Excerpts from a figure dataset

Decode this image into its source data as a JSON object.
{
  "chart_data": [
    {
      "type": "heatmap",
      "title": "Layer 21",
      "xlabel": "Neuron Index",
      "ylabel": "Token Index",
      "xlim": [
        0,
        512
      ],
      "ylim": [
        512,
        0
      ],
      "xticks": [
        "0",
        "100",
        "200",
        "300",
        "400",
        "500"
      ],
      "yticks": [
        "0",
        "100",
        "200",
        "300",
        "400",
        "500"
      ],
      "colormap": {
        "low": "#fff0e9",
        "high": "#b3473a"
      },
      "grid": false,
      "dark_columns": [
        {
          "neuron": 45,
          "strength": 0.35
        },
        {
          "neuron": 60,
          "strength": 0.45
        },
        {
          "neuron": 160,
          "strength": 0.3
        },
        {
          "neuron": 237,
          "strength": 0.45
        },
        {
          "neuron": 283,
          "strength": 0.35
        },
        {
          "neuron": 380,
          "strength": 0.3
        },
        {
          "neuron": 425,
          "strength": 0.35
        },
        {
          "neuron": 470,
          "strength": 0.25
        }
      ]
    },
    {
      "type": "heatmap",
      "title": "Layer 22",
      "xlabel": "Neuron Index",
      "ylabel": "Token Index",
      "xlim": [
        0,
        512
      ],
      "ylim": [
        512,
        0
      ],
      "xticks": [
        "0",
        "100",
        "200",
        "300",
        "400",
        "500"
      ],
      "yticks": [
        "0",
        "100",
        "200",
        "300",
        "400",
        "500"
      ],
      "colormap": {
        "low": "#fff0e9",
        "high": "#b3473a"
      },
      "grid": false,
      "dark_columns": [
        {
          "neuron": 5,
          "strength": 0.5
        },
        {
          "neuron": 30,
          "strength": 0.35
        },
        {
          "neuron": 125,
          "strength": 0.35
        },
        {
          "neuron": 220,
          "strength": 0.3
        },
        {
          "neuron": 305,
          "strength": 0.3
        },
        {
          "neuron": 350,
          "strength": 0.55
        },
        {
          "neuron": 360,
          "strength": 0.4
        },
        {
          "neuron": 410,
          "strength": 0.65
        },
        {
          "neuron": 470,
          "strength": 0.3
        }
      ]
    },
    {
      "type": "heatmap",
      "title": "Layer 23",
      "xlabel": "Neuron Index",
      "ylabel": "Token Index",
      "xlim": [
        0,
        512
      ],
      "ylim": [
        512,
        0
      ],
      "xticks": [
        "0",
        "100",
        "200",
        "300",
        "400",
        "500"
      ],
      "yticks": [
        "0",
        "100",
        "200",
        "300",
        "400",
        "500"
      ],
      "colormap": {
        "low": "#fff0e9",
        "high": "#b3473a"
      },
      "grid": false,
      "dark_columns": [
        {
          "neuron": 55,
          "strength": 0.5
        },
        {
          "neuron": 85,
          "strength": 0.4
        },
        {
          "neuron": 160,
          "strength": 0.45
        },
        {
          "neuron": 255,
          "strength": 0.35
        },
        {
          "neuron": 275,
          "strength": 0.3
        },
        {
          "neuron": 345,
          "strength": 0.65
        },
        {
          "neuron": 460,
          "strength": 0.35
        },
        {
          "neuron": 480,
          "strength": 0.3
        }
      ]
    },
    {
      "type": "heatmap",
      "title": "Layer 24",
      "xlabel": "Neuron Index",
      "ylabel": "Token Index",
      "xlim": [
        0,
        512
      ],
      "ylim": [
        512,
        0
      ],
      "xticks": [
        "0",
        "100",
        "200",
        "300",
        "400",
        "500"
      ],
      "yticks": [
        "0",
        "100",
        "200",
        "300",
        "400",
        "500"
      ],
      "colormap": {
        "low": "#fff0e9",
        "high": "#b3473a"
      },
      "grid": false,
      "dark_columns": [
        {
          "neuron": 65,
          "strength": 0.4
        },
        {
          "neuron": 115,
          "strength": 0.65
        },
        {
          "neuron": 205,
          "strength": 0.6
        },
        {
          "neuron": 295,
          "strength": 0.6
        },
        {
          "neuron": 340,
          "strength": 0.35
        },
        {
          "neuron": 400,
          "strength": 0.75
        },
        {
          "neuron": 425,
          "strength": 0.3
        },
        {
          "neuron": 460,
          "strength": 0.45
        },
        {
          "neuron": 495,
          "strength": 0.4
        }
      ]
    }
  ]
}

### Work required
Repeat the material above exactly.

### Result of this task
Decode this image into its source data as a JSON object.
{
  "chart_data": [
    {
      "type": "heatmap",
      "title": "Layer 21",
      "xlabel": "Neuron Index",
      "ylabel": "Token Index",
      "xlim": [
        0,
        512
      ],
      "ylim": [
        512,
        0
      ],
      "xticks": [
        "0",
        "100",
        "200",
        "300",
        "400",
        "500"
      ],
      "yticks": [
        "0",
        "100",
        "200",
        "300",
        "400",
        "500"
      ],
      "colormap": {
        "low": "#fff0e9",
        "high": "#b3473a"
      },
      "grid": false,
      "dark_columns": [
        {
          "neuron": 45,
          "strength": 0.35
        },
        {
          "neuron": 60,
          "strength": 0.45
        },
        {
          "neuron": 160,
          "strength": 0.3
        },
        {
          "neuron": 237,
          "strength": 0.45
        },
        {
          "neuron": 283,
          "strength": 0.35
        },
        {
          "neuron": 380,
          "strength": 0.3
        },
        {
          "neuron": 425,
          "strength": 0.35
        },
        {
          "neuron": 470,
          "strength": 0.25
        }
      ]
    },
    {
      "type": "heatmap",
      "title": "Layer 22",
      "xlabel": "Neuron Index",
      "ylabel": "Token Index",
      "xlim": [
        0,
        512
      ],
      "ylim": [
        512,
        0
      ],
      "xticks": [
        "0",
        "100",
        "200",
        "300",
        "400",
        "500"
      ],
      "yticks": [
        "0",
        "100",
        "200",
        "300",
        "400",
        "500"
      ],
      "colormap": {
        "low": "#fff0e9",
        "high": "#b3473a"
      },
      "grid": false,
      "dark_columns": [
        {
          "neuron": 5,
          "strength": 0.5
        },
        {
          "neuron": 30,
          "strength": 0.35
        },
        {
          "neuron": 125,
          "strength": 0.35
        },
        {
          "neuron": 220,
          "strength": 0.3
        },
        {
          "neuron": 305,
          "strength": 0.3
        },
        {
          "neuron": 350,
          "strength": 0.55
        },
        {
          "neuron": 360,
          "strength": 0.4
        },
        {
          "neuron": 410,
          "strength": 0.65
        },
        {
          "neuron": 470,
          "strength": 0.3
        }
      ]
    },
    {
      "type": "heatmap",
      "title": "Layer 23",
      "xlabel": "Neuron Index",
      "ylabel": "Token Index",
      "xlim": [
        0,
        512
      ],
      "ylim": [
        512,
        0
      ],
      "xticks": [
        "0",
        "100",
        "200",
        "300",
        "400",
        "500"
      ],
      "yticks": [
        "0",
        "100",
        "200",
        "300",
        "400",
        "500"
      ],
      "colormap": {
        "low": "#fff0e9",
        "high": "#b3473a"
      },
      "grid": false,
      "dark_columns": [
        {
          "neuron": 55,
          "strength": 0.5
        },
        {
          "neuron": 85,
          "strength": 0.4
        },
        {
          "neuron": 160,
          "strength": 0.45
        },
        {
          "neuron": 255,
          "strength": 0.35
        },
        {
          "neuron": 275,
          "strength": 0.3
        },
        {
          "neuron": 345,
          "strength": 0.65
        },
        {
          "neuron": 460,
          "strength": 0.35
        },
        {
          "neuron": 480,
          "strength": 0.3
        }
      ]
    },
    {
      "type": "heatmap",
      "title": "Layer 24",
      "xlabel": "Neuron Index",
      "ylabel": "Token Index",
      "xlim": [
        0,
        512
      ],
      "ylim": [
        512,
        0
      ],
      "xticks": [
        "0",
        "100",
        "200",
        "300",
        "400",
        "500"
      ],
      "yticks": [
        "0",
        "100",
        "200",
        "300",
        "400",
        "500"
      ],
      "colormap": {
        "low": "#fff0e9",
        "high": "#b3473a"
      },
      "grid": false,
      "dark_columns": [
        {
          "neuron": 65,
          "strength": 0.4
        },
        {
          "neuron": 115,
          "strength": 0.65
        },
        {
          "neuron": 205,
          "strength": 0.6
        },
        {
          "neuron": 295,
          "strength": 0.6
        },
        {
          "neuron": 340,
          "strength": 0.35
        },
        {
          "neuron": 400,
          "strength": 0.75
        },
        {
          "neuron": 425,
          "strength": 0.3
        },
        {
          "neuron": 460,
          "strength": 0.45
        },
        {
          "neuron": 495,
          "strength": 0.4
        }
      ]
    }
  ]
}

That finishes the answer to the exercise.